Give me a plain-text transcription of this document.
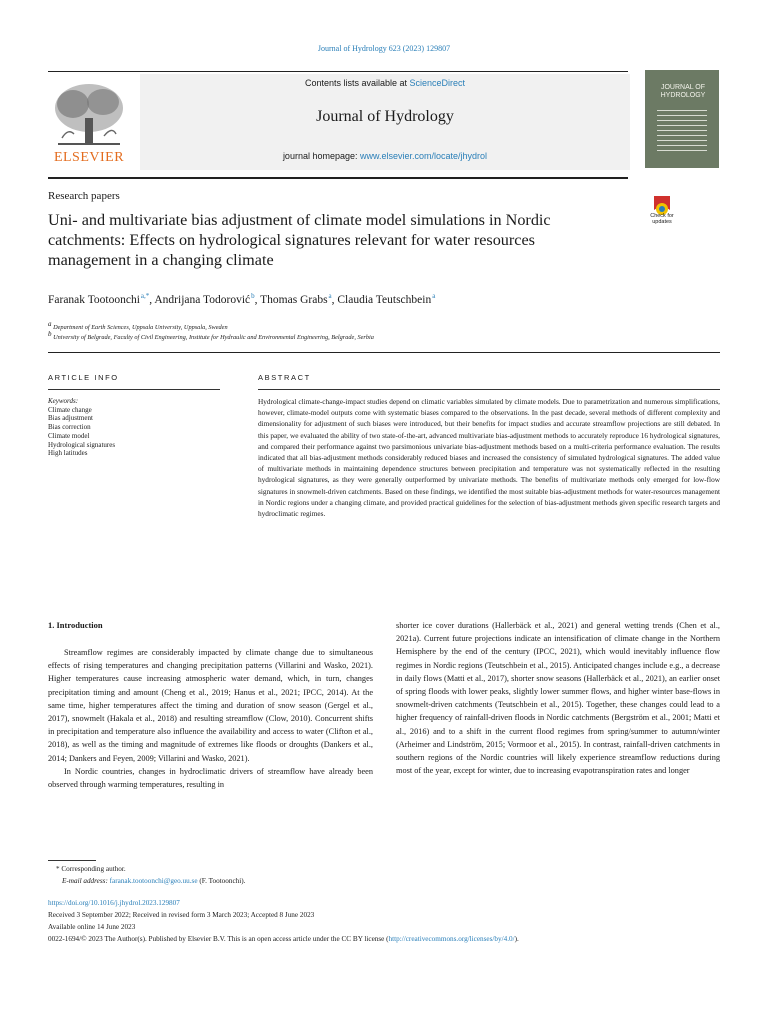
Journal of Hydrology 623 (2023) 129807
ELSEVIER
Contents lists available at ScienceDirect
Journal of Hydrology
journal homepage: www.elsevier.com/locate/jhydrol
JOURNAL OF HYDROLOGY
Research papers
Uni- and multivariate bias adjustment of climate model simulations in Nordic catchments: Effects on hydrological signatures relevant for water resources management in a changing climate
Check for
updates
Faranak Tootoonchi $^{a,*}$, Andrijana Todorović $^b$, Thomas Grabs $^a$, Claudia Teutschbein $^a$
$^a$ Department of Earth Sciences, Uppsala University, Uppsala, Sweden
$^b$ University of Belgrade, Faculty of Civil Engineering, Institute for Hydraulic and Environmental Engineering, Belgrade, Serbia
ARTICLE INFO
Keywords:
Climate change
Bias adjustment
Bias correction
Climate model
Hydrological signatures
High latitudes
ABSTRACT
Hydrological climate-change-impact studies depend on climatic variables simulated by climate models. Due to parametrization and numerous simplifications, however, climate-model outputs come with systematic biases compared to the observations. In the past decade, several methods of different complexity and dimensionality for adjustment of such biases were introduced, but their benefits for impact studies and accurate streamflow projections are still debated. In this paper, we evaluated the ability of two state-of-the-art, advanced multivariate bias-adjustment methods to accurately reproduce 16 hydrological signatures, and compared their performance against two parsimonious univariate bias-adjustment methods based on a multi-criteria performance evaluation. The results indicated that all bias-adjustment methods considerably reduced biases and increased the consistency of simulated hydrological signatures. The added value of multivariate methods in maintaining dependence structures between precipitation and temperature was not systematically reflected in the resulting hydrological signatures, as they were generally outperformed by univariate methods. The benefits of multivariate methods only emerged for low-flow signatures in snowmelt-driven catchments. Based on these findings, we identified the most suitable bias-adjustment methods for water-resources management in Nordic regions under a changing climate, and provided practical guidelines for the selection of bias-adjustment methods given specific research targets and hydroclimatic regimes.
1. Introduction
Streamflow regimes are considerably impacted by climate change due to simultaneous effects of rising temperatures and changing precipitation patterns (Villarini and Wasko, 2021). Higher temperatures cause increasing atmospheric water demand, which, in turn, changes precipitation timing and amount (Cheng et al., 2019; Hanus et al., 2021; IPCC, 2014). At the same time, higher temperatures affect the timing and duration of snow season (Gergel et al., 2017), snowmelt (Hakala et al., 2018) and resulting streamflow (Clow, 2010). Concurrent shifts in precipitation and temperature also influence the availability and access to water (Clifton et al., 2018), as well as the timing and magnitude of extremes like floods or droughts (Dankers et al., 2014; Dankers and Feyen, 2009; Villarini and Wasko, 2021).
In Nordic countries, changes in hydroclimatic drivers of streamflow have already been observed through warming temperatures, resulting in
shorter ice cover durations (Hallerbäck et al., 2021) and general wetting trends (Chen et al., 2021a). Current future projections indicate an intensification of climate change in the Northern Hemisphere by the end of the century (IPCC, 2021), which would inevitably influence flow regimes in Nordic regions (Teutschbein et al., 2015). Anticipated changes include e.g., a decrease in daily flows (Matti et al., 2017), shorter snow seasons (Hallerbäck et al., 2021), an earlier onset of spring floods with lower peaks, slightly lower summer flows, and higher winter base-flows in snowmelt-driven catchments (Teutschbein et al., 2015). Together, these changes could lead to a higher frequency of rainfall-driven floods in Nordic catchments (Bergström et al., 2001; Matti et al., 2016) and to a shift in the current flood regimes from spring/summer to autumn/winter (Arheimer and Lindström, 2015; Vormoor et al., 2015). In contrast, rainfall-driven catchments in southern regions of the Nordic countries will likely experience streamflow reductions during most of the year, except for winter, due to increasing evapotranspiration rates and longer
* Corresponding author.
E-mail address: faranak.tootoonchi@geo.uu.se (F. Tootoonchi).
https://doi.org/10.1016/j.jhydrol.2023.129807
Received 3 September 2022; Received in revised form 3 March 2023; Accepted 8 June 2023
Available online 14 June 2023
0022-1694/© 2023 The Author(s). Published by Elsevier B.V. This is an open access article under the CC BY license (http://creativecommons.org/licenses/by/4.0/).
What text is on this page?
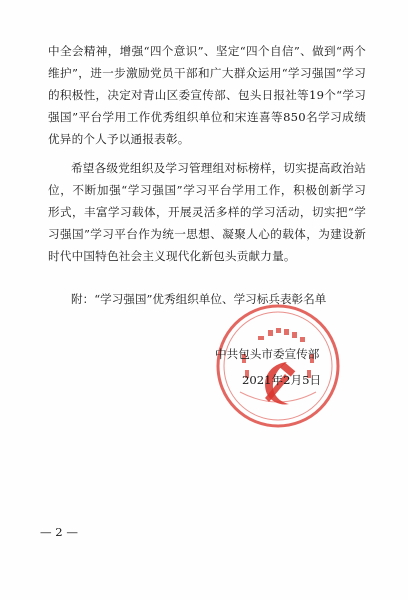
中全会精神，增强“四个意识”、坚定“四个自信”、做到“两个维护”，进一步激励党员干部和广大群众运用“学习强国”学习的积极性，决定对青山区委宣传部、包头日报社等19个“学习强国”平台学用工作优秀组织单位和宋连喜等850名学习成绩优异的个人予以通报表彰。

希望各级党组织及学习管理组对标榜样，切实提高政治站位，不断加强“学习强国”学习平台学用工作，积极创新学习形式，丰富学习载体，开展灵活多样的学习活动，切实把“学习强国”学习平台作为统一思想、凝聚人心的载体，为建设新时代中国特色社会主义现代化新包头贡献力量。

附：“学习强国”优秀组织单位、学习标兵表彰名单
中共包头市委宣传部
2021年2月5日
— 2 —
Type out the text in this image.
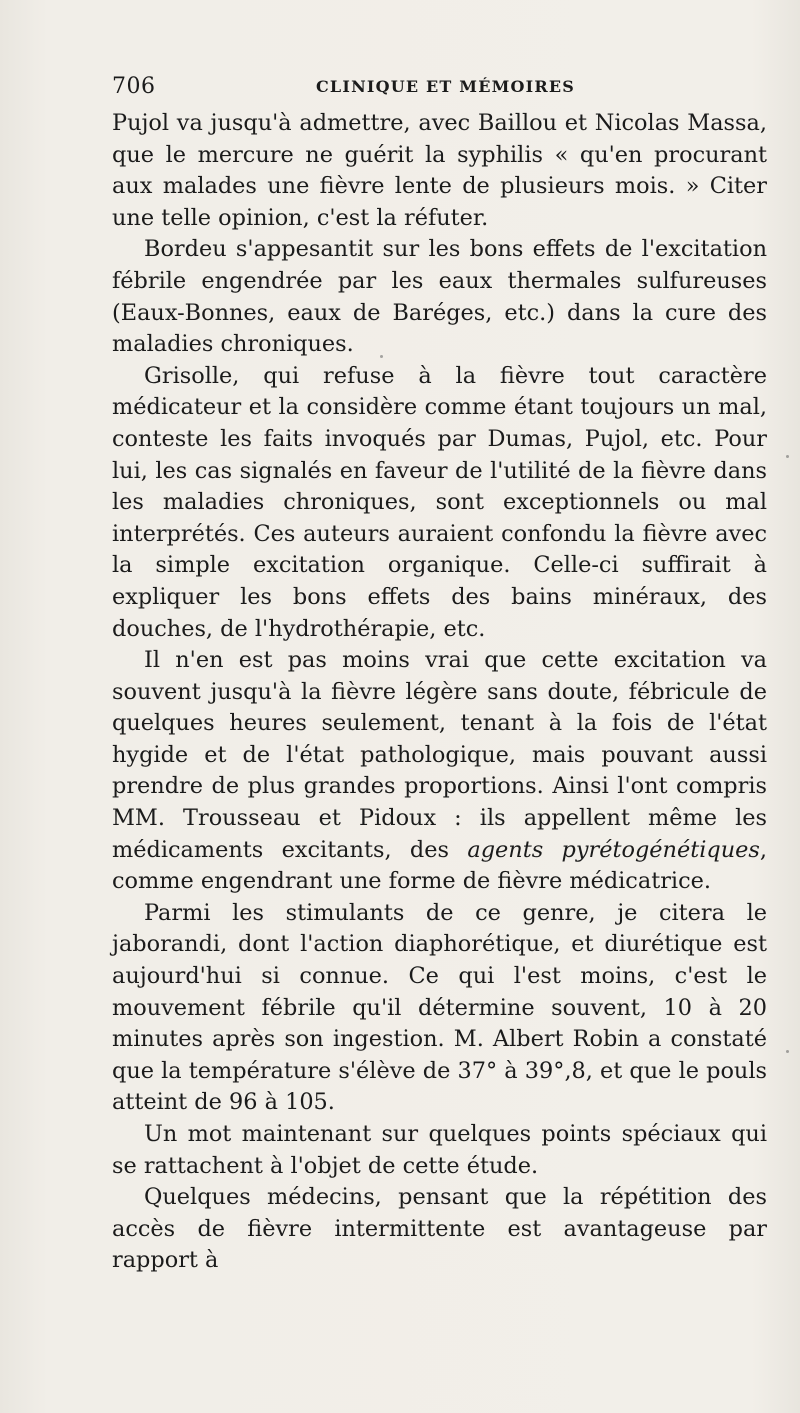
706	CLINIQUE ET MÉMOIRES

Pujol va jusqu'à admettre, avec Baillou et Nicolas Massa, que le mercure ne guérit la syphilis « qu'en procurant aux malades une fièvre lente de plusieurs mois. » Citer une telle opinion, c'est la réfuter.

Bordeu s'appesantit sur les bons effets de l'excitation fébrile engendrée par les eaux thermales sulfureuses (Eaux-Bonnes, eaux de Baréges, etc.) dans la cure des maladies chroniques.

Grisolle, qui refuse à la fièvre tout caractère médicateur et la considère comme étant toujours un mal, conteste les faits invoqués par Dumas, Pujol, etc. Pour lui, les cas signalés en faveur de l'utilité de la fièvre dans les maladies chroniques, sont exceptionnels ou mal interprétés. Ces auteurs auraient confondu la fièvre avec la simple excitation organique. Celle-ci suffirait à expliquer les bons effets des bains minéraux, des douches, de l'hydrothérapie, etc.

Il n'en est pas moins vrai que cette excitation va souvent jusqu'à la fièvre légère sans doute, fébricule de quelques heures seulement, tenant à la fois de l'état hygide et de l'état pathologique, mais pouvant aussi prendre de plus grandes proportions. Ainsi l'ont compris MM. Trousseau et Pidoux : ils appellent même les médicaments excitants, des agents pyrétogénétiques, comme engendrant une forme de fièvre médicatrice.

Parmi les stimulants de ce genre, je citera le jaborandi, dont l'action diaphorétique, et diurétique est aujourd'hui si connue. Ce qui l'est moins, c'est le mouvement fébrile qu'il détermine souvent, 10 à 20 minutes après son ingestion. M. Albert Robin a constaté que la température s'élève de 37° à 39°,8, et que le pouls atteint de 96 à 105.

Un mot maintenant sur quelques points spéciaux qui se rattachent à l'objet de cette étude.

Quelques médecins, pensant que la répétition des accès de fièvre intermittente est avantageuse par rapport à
○ ○ ○ ○ ○
» WRITTEN INSTRUCTION:
Make an exact reproduction of the listing above, without any pictures.

» PROBLEM SOLUTION:
Give me a plain-text transcription of this document.
Journal of Hydrology 623 (2023) 129807
ELSEVIER
Contents lists available at ScienceDirect
Journal of Hydrology
journal homepage: www.elsevier.com/locate/jhydrol
JOURNAL OF HYDROLOGY
Research papers
Uni- and multivariate bias adjustment of climate model simulations in Nordic catchments: Effects on hydrological signatures relevant for water resources management in a changing climate
Check for
updates
Faranak Tootoonchi $^{a,*}$, Andrijana Todorović $^b$, Thomas Grabs $^a$, Claudia Teutschbein $^a$
$^a$ Department of Earth Sciences, Uppsala University, Uppsala, Sweden
$^b$ University of Belgrade, Faculty of Civil Engineering, Institute for Hydraulic and Environmental Engineering, Belgrade, Serbia
ARTICLE INFO
Keywords:
Climate change
Bias adjustment
Bias correction
Climate model
Hydrological signatures
High latitudes
ABSTRACT
Hydrological climate-change-impact studies depend on climatic variables simulated by climate models. Due to parametrization and numerous simplifications, however, climate-model outputs come with systematic biases compared to the observations. In the past decade, several methods of different complexity and dimensionality for adjustment of such biases were introduced, but their benefits for impact studies and accurate streamflow projections are still debated. In this paper, we evaluated the ability of two state-of-the-art, advanced multivariate bias-adjustment methods to accurately reproduce 16 hydrological signatures, and compared their performance against two parsimonious univariate bias-adjustment methods based on a multi-criteria performance evaluation. The results indicated that all bias-adjustment methods considerably reduced biases and increased the consistency of simulated hydrological signatures. The added value of multivariate methods in maintaining dependence structures between precipitation and temperature was not systematically reflected in the resulting hydrological signatures, as they were generally outperformed by univariate methods. The benefits of multivariate methods only emerged for low-flow signatures in snowmelt-driven catchments. Based on these findings, we identified the most suitable bias-adjustment methods for water-resources management in Nordic regions under a changing climate, and provided practical guidelines for the selection of bias-adjustment methods given specific research targets and hydroclimatic regimes.
1. Introduction
Streamflow regimes are considerably impacted by climate change due to simultaneous effects of rising temperatures and changing precipitation patterns (Villarini and Wasko, 2021). Higher temperatures cause increasing atmospheric water demand, which, in turn, changes precipitation timing and amount (Cheng et al., 2019; Hanus et al., 2021; IPCC, 2014). At the same time, higher temperatures affect the timing and duration of snow season (Gergel et al., 2017), snowmelt (Hakala et al., 2018) and resulting streamflow (Clow, 2010). Concurrent shifts in precipitation and temperature also influence the availability and access to water (Clifton et al., 2018), as well as the timing and magnitude of extremes like floods or droughts (Dankers et al., 2014; Dankers and Feyen, 2009; Villarini and Wasko, 2021).
In Nordic countries, changes in hydroclimatic drivers of streamflow have already been observed through warming temperatures, resulting in
shorter ice cover durations (Hallerbäck et al., 2021) and general wetting trends (Chen et al., 2021a). Current future projections indicate an intensification of climate change in the Northern Hemisphere by the end of the century (IPCC, 2021), which would inevitably influence flow regimes in Nordic regions (Teutschbein et al., 2015). Anticipated changes include e.g., a decrease in daily flows (Matti et al., 2017), shorter snow seasons (Hallerbäck et al., 2021), an earlier onset of spring floods with lower peaks, slightly lower summer flows, and higher winter base-flows in snowmelt-driven catchments (Teutschbein et al., 2015). Together, these changes could lead to a higher frequency of rainfall-driven floods in Nordic catchments (Bergström et al., 2001; Matti et al., 2016) and to a shift in the current flood regimes from spring/summer to autumn/winter (Arheimer and Lindström, 2015; Vormoor et al., 2015). In contrast, rainfall-driven catchments in southern regions of the Nordic countries will likely experience streamflow reductions during most of the year, except for winter, due to increasing evapotranspiration rates and longer
* Corresponding author.
E-mail address: faranak.tootoonchi@geo.uu.se (F. Tootoonchi).
https://doi.org/10.1016/j.jhydrol.2023.129807
Received 3 September 2022; Received in revised form 3 March 2023; Accepted 8 June 2023
Available online 14 June 2023
0022-1694/© 2023 The Author(s). Published by Elsevier B.V. This is an open access article under the CC BY license (http://creativecommons.org/licenses/by/4.0/).
What text is on this page?
中全会精神，增强“四个意识”、坚定“四个自信”、做到“两个维护”，进一步激励党员干部和广大群众运用“学习强国”学习的积极性，决定对青山区委宣传部、包头日报社等19个“学习强国”平台学用工作优秀组织单位和宋连喜等850名学习成绩优异的个人予以通报表彰。

希望各级党组织及学习管理组对标榜样，切实提高政治站位，不断加强“学习强国”学习平台学用工作，积极创新学习形式，丰富学习载体，开展灵活多样的学习活动，切实把“学习强国”学习平台作为统一思想、凝聚人心的载体，为建设新时代中国特色社会主义现代化新包头贡献力量。

附：“学习强国”优秀组织单位、学习标兵表彰名单
中共包头市委宣传部
2021年2月5日
— 2 —
Type out the text in this image.
706	CLINIQUE ET MÉMOIRES

Pujol va jusqu'à admettre, avec Baillou et Nicolas Massa, que le mercure ne guérit la syphilis « qu'en procurant aux malades une fièvre lente de plusieurs mois. » Citer une telle opinion, c'est la réfuter.

Bordeu s'appesantit sur les bons effets de l'excitation fébrile engendrée par les eaux thermales sulfureuses (Eaux-Bonnes, eaux de Baréges, etc.) dans la cure des maladies chroniques.

Grisolle, qui refuse à la fièvre tout caractère médicateur et la considère comme étant toujours un mal, conteste les faits invoqués par Dumas, Pujol, etc. Pour lui, les cas signalés en faveur de l'utilité de la fièvre dans les maladies chroniques, sont exceptionnels ou mal interprétés. Ces auteurs auraient confondu la fièvre avec la simple excitation organique. Celle-ci suffirait à expliquer les bons effets des bains minéraux, des douches, de l'hydrothérapie, etc.

Il n'en est pas moins vrai que cette excitation va souvent jusqu'à la fièvre légère sans doute, fébricule de quelques heures seulement, tenant à la fois de l'état hygide et de l'état pathologique, mais pouvant aussi prendre de plus grandes proportions. Ainsi l'ont compris MM. Trousseau et Pidoux : ils appellent même les médicaments excitants, des agents pyrétogénétiques, comme engendrant une forme de fièvre médicatrice.

Parmi les stimulants de ce genre, je citera le jaborandi, dont l'action diaphorétique, et diurétique est aujourd'hui si connue. Ce qui l'est moins, c'est le mouvement fébrile qu'il détermine souvent, 10 à 20 minutes après son ingestion. M. Albert Robin a constaté que la température s'élève de 37° à 39°,8, et que le pouls atteint de 96 à 105.

Un mot maintenant sur quelques points spéciaux qui se rattachent à l'objet de cette étude.

Quelques médecins, pensant que la répétition des accès de fièvre intermittente est avantageuse par rapport à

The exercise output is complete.